__原文抜粋__.
....

【論説】「眼育」と書いて「めいく」と読む。鯖江市が本年度から本格化させるプロジェクトだ。目の健康に対する意識を子どもの頃から高める狙いで、幼少期の視界不良の早期発見、治療を柱とする。国内最大の眼鏡産地として「目に優しいまち・鯖江」を全国に発信していく考えだ。

 人間の視力は就学前後の時期までに、ほぼ完成するといわれる。弱視の治療は目の成長時期を逃すと難しくなるため、視界不良を早期に発見することが大事になる。

 ただ一般に、子どもの視覚異常は見つけるのが難しい。例えば聴力は、呼び掛けに反応しなければ、周囲が「おかしいな」と感じる。しかし視力の場合、弱い子どもも近くは見えているため、身近にいる大人でも異常に気付きにくい。

 鯖江市がまず力を入れるのは、幼児の目の検査だ。3歳児健診や就学前健診で視力検査が行われる際、市は独自に屈折検査を追加実施する。これにより遠視、近視、乱視といった屈折異常が発見できる。異常が分かれば眼科を受診し、眼鏡を掛けるなどの治療により改善が見込める。

 3歳児、就学前の両健診の間に、4歳児対象の検査もプロジェクトに組み入れた。成長段階の途中で発症しても対応できるよう、きめ細かくケアする狙いだ。

 このとき利用してもらう想定で市は、独自のキットを作った。レッサーパンダのお面というかわいらしいデザインで、保育園や家庭において遊び感覚で検査してもらう。正確な視力の判定まではできないものの、保育士や保護者らが見え方の異常に気付くことができる。検査する大人にとっても、目の健康の大切さを理解するよい機会になる。

 こうした検査は、視能訓練士を育成する学科がある新潟医療福祉大(新潟市)の石井雅子教授と共同で進める。石井氏とは、子どもの視力低下とスマートフォン利用との関連性の調査も一緒に行う。成果がまとまれば、鯖江産地の技術を生かしてスマホ用眼鏡を開発したり、さらに新しいビジネスにつなげたりする可能性も出てくるだろう。

 こうした「目に優しい」取り組みを、鯖江を拠点に行うことに意義がある。眼鏡は視力を矯正する道具であるとともに、目の健康を守る役割もある。眼鏡の産地だからこそ、目に関する事柄に幅広く関わっていくというアピールは説得力を持つ。福井市出身の医師、石塚左玄が提唱して広まった「食育」と同様、「眼育」が鯖江から全国に広まっていくのを期待したい。

....

__演習の目的__. 上にある鯖江市の「眼育」についての論説を、一字も変えずに全文そのまま返してください。

....

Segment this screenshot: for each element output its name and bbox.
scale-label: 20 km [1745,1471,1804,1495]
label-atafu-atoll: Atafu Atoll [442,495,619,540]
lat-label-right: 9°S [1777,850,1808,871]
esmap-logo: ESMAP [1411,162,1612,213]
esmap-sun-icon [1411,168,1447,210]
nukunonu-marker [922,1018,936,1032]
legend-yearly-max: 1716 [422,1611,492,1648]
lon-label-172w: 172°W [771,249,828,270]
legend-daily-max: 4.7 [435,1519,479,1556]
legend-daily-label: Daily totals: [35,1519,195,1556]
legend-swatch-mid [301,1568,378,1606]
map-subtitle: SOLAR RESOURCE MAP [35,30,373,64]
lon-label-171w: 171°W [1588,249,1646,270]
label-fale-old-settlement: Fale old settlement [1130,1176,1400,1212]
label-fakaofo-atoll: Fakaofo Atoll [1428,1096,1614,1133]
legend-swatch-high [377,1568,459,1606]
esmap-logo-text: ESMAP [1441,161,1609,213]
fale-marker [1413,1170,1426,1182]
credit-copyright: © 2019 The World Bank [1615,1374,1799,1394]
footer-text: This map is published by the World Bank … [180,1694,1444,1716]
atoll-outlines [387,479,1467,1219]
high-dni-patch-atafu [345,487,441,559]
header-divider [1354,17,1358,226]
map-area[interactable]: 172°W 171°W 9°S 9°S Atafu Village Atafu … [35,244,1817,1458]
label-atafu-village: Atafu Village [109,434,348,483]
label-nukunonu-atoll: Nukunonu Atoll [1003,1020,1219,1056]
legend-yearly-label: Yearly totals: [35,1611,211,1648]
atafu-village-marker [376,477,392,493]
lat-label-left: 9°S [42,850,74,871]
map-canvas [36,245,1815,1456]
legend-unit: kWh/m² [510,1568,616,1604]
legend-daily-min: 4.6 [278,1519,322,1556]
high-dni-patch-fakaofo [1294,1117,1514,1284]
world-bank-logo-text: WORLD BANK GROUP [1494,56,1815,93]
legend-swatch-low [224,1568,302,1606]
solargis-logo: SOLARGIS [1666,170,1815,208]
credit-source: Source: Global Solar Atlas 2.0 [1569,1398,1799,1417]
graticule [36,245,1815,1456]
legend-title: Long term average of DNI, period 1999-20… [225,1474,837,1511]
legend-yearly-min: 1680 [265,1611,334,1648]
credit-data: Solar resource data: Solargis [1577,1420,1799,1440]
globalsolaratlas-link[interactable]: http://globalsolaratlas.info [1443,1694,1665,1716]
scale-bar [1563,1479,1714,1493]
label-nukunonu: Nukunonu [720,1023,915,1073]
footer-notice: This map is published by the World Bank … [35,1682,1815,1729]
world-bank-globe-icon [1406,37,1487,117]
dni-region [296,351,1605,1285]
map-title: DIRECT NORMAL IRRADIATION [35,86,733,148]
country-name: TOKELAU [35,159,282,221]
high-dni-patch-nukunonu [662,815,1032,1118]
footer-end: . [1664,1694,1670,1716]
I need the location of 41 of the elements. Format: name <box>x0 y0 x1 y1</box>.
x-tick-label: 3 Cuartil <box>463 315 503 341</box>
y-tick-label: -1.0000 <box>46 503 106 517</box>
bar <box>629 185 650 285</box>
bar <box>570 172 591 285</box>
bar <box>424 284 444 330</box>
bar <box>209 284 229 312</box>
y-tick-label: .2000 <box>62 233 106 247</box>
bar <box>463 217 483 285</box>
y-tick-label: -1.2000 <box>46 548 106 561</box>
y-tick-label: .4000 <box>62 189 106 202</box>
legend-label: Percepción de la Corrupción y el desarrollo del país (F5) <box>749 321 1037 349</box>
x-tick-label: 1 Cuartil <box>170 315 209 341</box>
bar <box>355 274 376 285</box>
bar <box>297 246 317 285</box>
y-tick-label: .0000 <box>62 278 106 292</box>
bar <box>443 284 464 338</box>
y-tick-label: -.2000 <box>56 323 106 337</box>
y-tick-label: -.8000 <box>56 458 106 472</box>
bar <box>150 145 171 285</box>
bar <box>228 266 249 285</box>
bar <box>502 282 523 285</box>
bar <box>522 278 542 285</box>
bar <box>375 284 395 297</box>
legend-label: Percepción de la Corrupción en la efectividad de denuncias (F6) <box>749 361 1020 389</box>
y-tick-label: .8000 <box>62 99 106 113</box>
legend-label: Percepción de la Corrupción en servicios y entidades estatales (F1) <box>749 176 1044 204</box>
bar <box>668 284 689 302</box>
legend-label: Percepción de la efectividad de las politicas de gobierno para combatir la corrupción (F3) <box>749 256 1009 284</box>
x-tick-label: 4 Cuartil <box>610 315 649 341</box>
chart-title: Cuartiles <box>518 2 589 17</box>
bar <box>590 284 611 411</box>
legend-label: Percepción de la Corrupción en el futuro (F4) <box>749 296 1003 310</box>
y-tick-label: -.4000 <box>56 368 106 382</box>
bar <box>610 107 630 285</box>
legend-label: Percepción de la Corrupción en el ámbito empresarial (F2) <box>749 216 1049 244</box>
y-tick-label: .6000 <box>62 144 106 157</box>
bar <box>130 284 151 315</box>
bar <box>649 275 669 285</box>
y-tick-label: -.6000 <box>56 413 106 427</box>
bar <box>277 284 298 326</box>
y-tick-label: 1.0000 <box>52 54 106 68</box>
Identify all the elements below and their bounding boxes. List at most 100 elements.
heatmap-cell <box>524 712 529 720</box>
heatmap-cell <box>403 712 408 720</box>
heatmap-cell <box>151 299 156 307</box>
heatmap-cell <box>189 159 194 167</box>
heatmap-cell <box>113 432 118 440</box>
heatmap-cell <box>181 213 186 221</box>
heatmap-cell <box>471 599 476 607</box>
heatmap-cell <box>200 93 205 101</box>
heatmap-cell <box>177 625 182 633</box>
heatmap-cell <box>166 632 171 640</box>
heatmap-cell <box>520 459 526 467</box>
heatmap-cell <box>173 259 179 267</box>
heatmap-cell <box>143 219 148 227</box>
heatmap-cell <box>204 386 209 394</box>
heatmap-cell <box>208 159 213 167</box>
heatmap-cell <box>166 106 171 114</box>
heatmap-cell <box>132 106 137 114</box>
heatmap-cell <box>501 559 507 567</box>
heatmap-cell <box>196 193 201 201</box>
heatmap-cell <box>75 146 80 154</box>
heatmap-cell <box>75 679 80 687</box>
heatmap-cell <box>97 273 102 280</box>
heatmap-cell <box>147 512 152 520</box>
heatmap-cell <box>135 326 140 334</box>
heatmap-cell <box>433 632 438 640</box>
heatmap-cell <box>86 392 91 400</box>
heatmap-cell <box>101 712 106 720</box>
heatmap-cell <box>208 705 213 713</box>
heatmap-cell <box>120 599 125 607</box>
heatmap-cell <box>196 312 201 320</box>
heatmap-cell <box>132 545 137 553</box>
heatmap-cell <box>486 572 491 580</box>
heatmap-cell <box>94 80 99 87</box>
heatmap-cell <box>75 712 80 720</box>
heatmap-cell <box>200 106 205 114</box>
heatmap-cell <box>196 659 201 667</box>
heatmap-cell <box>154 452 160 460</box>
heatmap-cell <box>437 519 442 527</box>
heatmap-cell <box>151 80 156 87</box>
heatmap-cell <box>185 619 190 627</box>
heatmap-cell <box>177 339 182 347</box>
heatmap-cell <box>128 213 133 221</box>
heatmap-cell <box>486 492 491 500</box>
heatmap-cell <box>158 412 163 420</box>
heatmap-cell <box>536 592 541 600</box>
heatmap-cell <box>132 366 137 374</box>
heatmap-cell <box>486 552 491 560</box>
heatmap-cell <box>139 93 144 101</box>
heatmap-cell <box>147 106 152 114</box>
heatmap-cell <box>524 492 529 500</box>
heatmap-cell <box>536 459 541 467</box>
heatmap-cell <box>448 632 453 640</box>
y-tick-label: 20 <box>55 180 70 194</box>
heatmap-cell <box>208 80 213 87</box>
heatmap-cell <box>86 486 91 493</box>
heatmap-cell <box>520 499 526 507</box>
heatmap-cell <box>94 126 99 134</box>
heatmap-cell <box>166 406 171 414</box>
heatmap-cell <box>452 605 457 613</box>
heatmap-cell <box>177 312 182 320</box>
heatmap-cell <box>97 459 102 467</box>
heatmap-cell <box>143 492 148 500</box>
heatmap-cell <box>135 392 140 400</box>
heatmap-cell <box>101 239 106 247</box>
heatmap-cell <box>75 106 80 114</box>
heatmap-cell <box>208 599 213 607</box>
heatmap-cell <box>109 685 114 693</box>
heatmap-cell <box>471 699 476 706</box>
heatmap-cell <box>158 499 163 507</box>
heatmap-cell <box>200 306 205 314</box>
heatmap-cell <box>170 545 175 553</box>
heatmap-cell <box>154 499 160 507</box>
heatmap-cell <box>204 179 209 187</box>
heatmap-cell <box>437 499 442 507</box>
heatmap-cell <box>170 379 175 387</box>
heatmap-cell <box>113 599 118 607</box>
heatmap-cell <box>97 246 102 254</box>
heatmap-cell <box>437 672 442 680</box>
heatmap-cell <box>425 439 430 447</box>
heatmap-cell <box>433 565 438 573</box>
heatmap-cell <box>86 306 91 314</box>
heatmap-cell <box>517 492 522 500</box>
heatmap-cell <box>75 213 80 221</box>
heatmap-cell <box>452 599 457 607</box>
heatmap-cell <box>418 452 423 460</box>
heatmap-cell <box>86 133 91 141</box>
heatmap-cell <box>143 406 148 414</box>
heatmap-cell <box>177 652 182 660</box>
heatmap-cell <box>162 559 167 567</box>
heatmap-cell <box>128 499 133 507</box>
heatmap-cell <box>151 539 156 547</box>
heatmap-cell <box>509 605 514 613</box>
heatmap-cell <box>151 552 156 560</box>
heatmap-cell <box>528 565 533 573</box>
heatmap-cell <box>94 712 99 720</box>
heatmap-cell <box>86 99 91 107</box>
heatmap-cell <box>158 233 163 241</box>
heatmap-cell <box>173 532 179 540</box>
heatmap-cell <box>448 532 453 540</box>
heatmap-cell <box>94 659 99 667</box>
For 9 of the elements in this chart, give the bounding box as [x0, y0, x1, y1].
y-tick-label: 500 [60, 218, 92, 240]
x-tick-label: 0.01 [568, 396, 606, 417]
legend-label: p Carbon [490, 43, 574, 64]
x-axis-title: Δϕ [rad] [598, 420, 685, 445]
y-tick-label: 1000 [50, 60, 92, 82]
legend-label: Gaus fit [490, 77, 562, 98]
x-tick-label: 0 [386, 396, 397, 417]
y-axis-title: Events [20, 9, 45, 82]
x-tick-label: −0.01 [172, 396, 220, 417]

....

__想定解答__.
【論説】「眼育」と書いて「めいく」と読む。鯖江市が本年度から本格化させるプロジェクトだ。目の健康に対する意識を子どもの頃から高める狙いで、幼少期の視界不良の早期発見、治療を柱とする。国内最大の眼鏡産地として「目に優しいまち・鯖江」を全国に発信していく考えだ。

 人間の視力は就学前後の時期までに、ほぼ完成するといわれる。弱視の治療は目の成長時期を逃すと難しくなるため、視界不良を早期に発見することが大事になる。

 ただ一般に、子どもの視覚異常は見つけるのが難しい。例えば聴力は、呼び掛けに反応しなければ、周囲が「おかしいな」と感じる。しかし視力の場合、弱い子どもも近くは見えているため、身近にいる大人でも異常に気付きにくい。

 鯖江市がまず力を入れるのは、幼児の目の検査だ。3歳児健診や就学前健診で視力検査が行われる際、市は独自に屈折検査を追加実施する。これにより遠視、近視、乱視といった屈折異常が発見できる。異常が分かれば眼科を受診し、眼鏡を掛けるなどの治療により改善が見込める。

 3歳児、就学前の両健診の間に、4歳児対象の検査もプロジェクトに組み入れた。成長段階の途中で発症しても対応できるよう、きめ細かくケアする狙いだ。

 このとき利用してもらう想定で市は、独自のキットを作った。レッサーパンダのお面というかわいらしいデザインで、保育園や家庭において遊び感覚で検査してもらう。正確な視力の判定まではできないものの、保育士や保護者らが見え方の異常に気付くことができる。検査する大人にとっても、目の健康の大切さを理解するよい機会になる。

 こうした検査は、視能訓練士を育成する学科がある新潟医療福祉大(新潟市)の石井雅子教授と共同で進める。石井氏とは、子どもの視力低下とスマートフォン利用との関連性の調査も一緒に行う。成果がまとまれば、鯖江産地の技術を生かしてスマホ用眼鏡を開発したり、さらに新しいビジネスにつなげたりする可能性も出てくるだろう。

 こうした「目に優しい」取り組みを、鯖江を拠点に行うことに意義がある。眼鏡は視力を矯正する道具であるとともに、目の健康を守る役割もある。眼鏡の産地だからこそ、目に関する事柄に幅広く関わっていくというアピールは説得力を持つ。福井市出身の医師、石塚左玄が提唱して広まった「食育」と同様、「眼育」が鯖江から全国に広まっていくのを期待したい。